# EXERCISE DETAILS
Reproduce the records that follow in full, excluding any picture they contain.

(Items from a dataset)

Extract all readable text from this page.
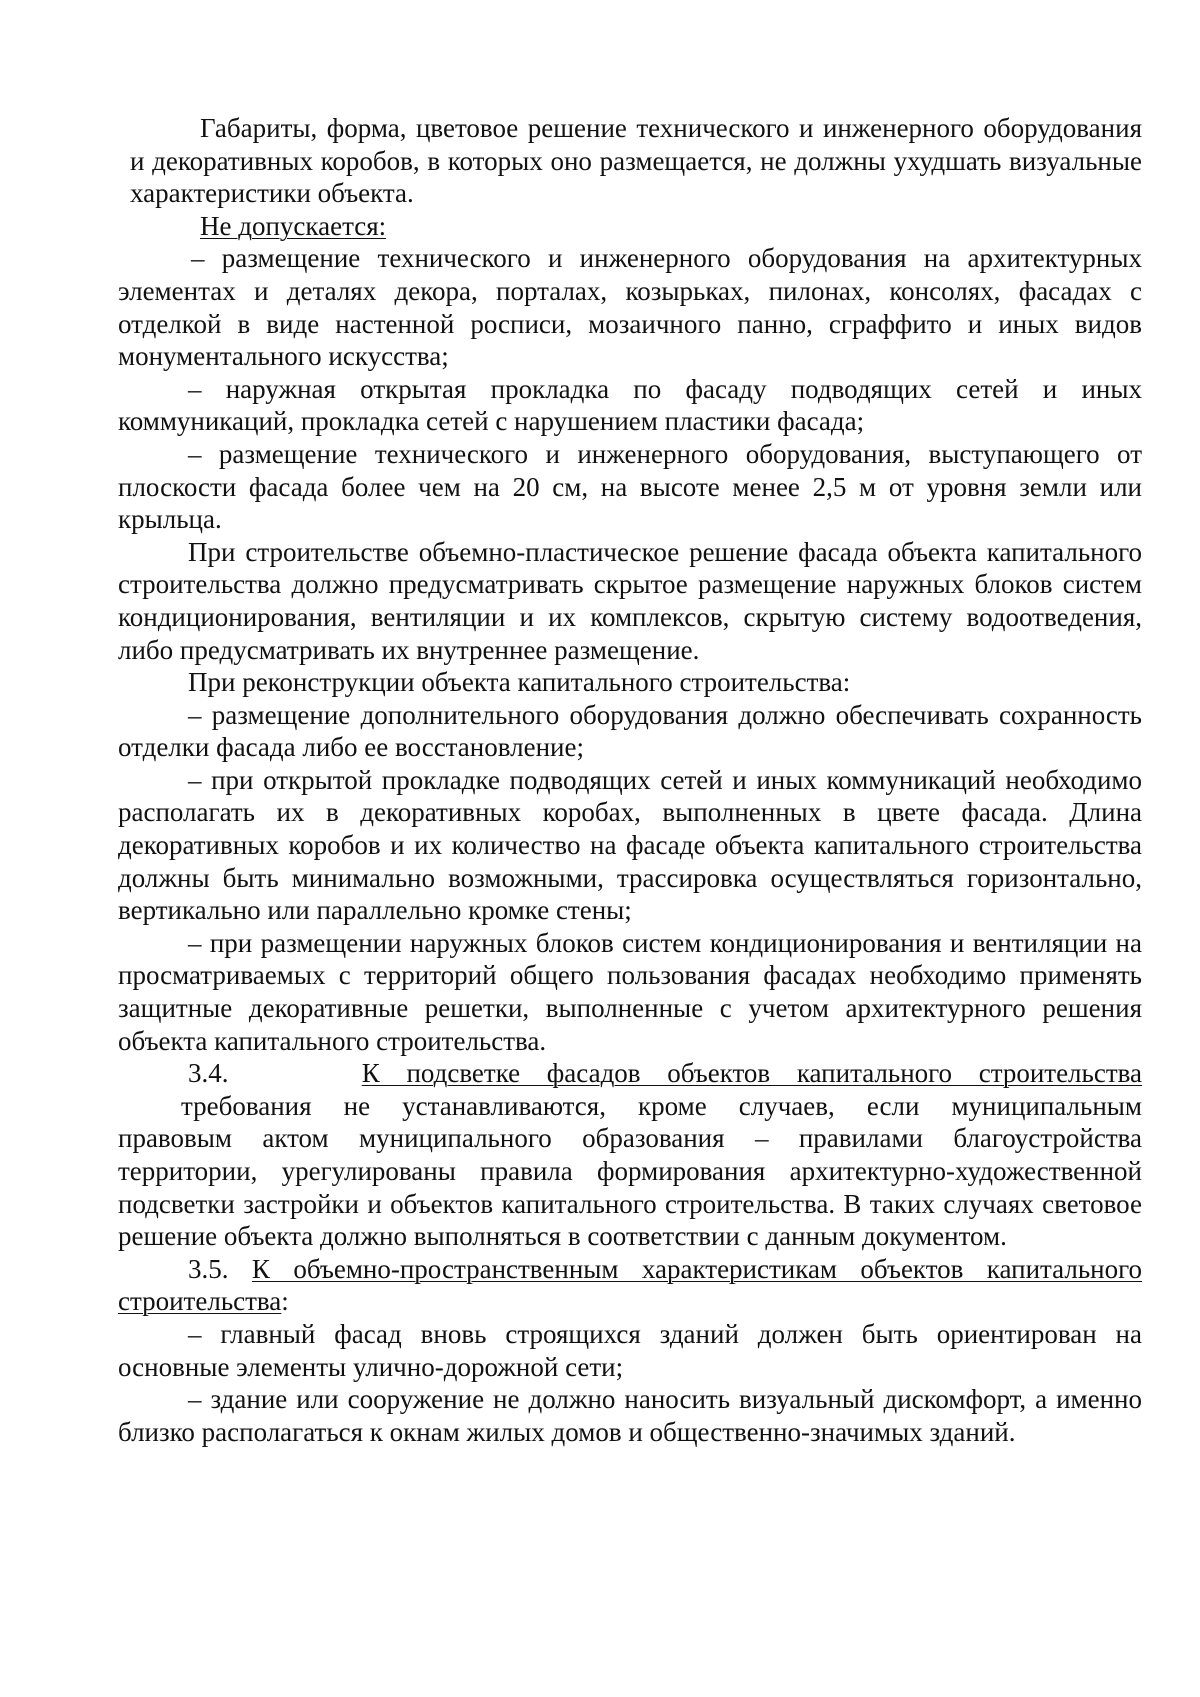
Габариты, форма, цветовое решение технического и инженерного оборудования и декоративных коробов, в которых оно размещается, не должны ухудшать визуальные характеристики объекта.

Не допускается:

– размещение технического и инженерного оборудования на архитектурных элементах и деталях декора, порталах, козырьках, пилонах, консолях, фасадах с отделкой в виде настенной росписи, мозаичного панно, сграффито и иных видов монументального искусства;

– наружная открытая прокладка по фасаду подводящих сетей и иных коммуникаций, прокладка сетей с нарушением пластики фасада;

– размещение технического и инженерного оборудования, выступающего от плоскости фасада более чем на 20 см, на высоте менее 2,5 м от уровня земли или крыльца.

При строительстве объемно-пластическое решение фасада объекта капитального строительства должно предусматривать скрытое размещение наружных блоков систем кондиционирования, вентиляции и их комплексов, скрытую систему водоотведения, либо предусматривать их внутреннее размещение.

При реконструкции объекта капитального строительства:

– размещение дополнительного оборудования должно обеспечивать сохранность отделки фасада либо ее восстановление;

– при открытой прокладке подводящих сетей и иных коммуникаций необходимо располагать их в декоративных коробах, выполненных в цвете фасада. Длина декоративных коробов и их количество на фасаде объекта капитального строительства должны быть минимально возможными, трассировка осуществляться горизонтально, вертикально или параллельно кромке стены;

– при размещении наружных блоков систем кондиционирования и вентиляции на просматриваемых с территорий общего пользования фасадах необходимо применять защитные декоративные решетки, выполненные с учетом архитектурного решения объекта капитального строительства.

3.4.	К подсветке фасадов объектов капитального строительства

требования не устанавливаются, кроме случаев, если муниципальным

правовым актом муниципального образования – правилами благоустройства территории, урегулированы правила формирования архитектурно-художественной подсветки застройки и объектов капитального строительства. В таких случаях световое решение объекта должно выполняться в соответствии с данным документом.

3.5. К объемно-пространственным характеристикам объектов капитального строительства:

– главный фасад вновь строящихся зданий должен быть ориентирован на основные элементы улично-дорожной сети;

– здание или сооружение не должно наносить визуальный дискомфорт, а именно близко располагаться к окнам жилых домов и общественно-значимых зданий.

# THE SOLUTION
Extract all readable text from this page.
Габариты, форма, цветовое решение технического и инженерного оборудования и декоративных коробов, в которых оно размещается, не должны ухудшать визуальные характеристики объекта.

Не допускается:

– размещение технического и инженерного оборудования на архитектурных элементах и деталях декора, порталах, козырьках, пилонах, консолях, фасадах с отделкой в виде настенной росписи, мозаичного панно, сграффито и иных видов монументального искусства;

– наружная открытая прокладка по фасаду подводящих сетей и иных коммуникаций, прокладка сетей с нарушением пластики фасада;

– размещение технического и инженерного оборудования, выступающего от плоскости фасада более чем на 20 см, на высоте менее 2,5 м от уровня земли или крыльца.

При строительстве объемно-пластическое решение фасада объекта капитального строительства должно предусматривать скрытое размещение наружных блоков систем кондиционирования, вентиляции и их комплексов, скрытую систему водоотведения, либо предусматривать их внутреннее размещение.

При реконструкции объекта капитального строительства:

– размещение дополнительного оборудования должно обеспечивать сохранность отделки фасада либо ее восстановление;

– при открытой прокладке подводящих сетей и иных коммуникаций необходимо располагать их в декоративных коробах, выполненных в цвете фасада. Длина декоративных коробов и их количество на фасаде объекта капитального строительства должны быть минимально возможными, трассировка осуществляться горизонтально, вертикально или параллельно кромке стены;

– при размещении наружных блоков систем кондиционирования и вентиляции на просматриваемых с территорий общего пользования фасадах необходимо применять защитные декоративные решетки, выполненные с учетом архитектурного решения объекта капитального строительства.

3.4.	К подсветке фасадов объектов капитального строительства

требования не устанавливаются, кроме случаев, если муниципальным

правовым актом муниципального образования – правилами благоустройства территории, урегулированы правила формирования архитектурно-художественной подсветки застройки и объектов капитального строительства. В таких случаях световое решение объекта должно выполняться в соответствии с данным документом.

3.5. К объемно-пространственным характеристикам объектов капитального строительства:

– главный фасад вновь строящихся зданий должен быть ориентирован на основные элементы улично-дорожной сети;

– здание или сооружение не должно наносить визуальный дискомфорт, а именно близко располагаться к окнам жилых домов и общественно-значимых зданий.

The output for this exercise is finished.